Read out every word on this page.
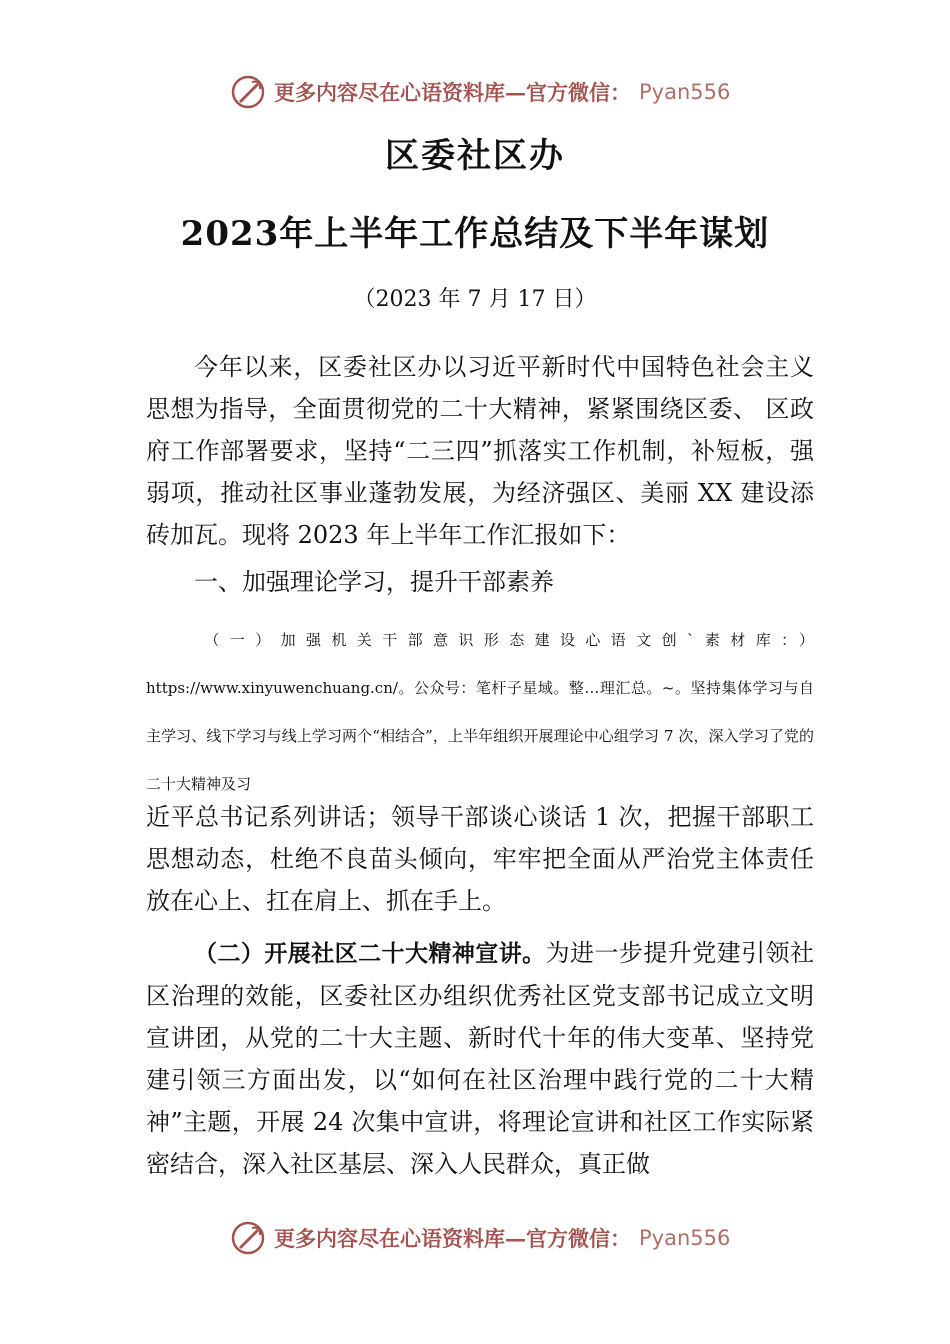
更多内容尽在心语资料库—官方微信： Pyan556
区委社区办
2023年上半年工作总结及下半年谋划
（2023 年 7 月 17 日）
今年以来，区委社区办以习近平新时代中国特色社会主义思想为指导，全面贯彻党的二十大精神，紧紧围绕区委、 区政府工作部署要求，坚持“二三四”抓落实工作机制，补短板，强弱项，推动社区事业蓬勃发展，为经济强区、美丽 XX 建设添砖加瓦。现将 2023 年上半年工作汇报如下：
一、加强理论学习，提升干部素养
（一）加强机关干部意识形态建设心语文创`素材库：）https://www.xinyuwenchuang.cn/。公众号：笔杆子星域。整…理汇总。~。坚持集体学习与自主学习、线下学习与线上学习两个“相结合”，上半年组织开展理论中心组学习 7 次，深入学习了党的二十大精神及习
近平总书记系列讲话；领导干部谈心谈话 1 次，把握干部职工思想动态，杜绝不良苗头倾向，牢牢把全面从严治党主体责任放在心上、扛在肩上、抓在手上。
（二）开展社区二十大精神宣讲。为进一步提升党建引领社区治理的效能，区委社区办组织优秀社区党支部书记成立文明宣讲团，从党的二十大主题、新时代十年的伟大变革、坚持党建引领三方面出发，以“如何在社区治理中践行党的二十大精神”主题，开展 24 次集中宣讲，将理论宣讲和社区工作实际紧密结合，深入社区基层、深入人民群众，真正做
更多内容尽在心语资料库—官方微信： Pyan556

REQUIRED TASK: What is needed is an exact reproduction of the data, pictures excluded.

WORKED ANSWER:
Read out every word on this page.
更多内容尽在心语资料库—官方微信： Pyan556
区委社区办
2023年上半年工作总结及下半年谋划
（2023 年 7 月 17 日）
今年以来，区委社区办以习近平新时代中国特色社会主义思想为指导，全面贯彻党的二十大精神，紧紧围绕区委、 区政府工作部署要求，坚持“二三四”抓落实工作机制，补短板，强弱项，推动社区事业蓬勃发展，为经济强区、美丽 XX 建设添砖加瓦。现将 2023 年上半年工作汇报如下：
一、加强理论学习，提升干部素养
（一）加强机关干部意识形态建设心语文创`素材库：）https://www.xinyuwenchuang.cn/。公众号：笔杆子星域。整…理汇总。~。坚持集体学习与自主学习、线下学习与线上学习两个“相结合”，上半年组织开展理论中心组学习 7 次，深入学习了党的二十大精神及习
近平总书记系列讲话；领导干部谈心谈话 1 次，把握干部职工思想动态，杜绝不良苗头倾向，牢牢把全面从严治党主体责任放在心上、扛在肩上、抓在手上。
（二）开展社区二十大精神宣讲。为进一步提升党建引领社区治理的效能，区委社区办组织优秀社区党支部书记成立文明宣讲团，从党的二十大主题、新时代十年的伟大变革、坚持党建引领三方面出发，以“如何在社区治理中践行党的二十大精神”主题，开展 24 次集中宣讲，将理论宣讲和社区工作实际紧密结合，深入社区基层、深入人民群众，真正做
更多内容尽在心语资料库—官方微信： Pyan556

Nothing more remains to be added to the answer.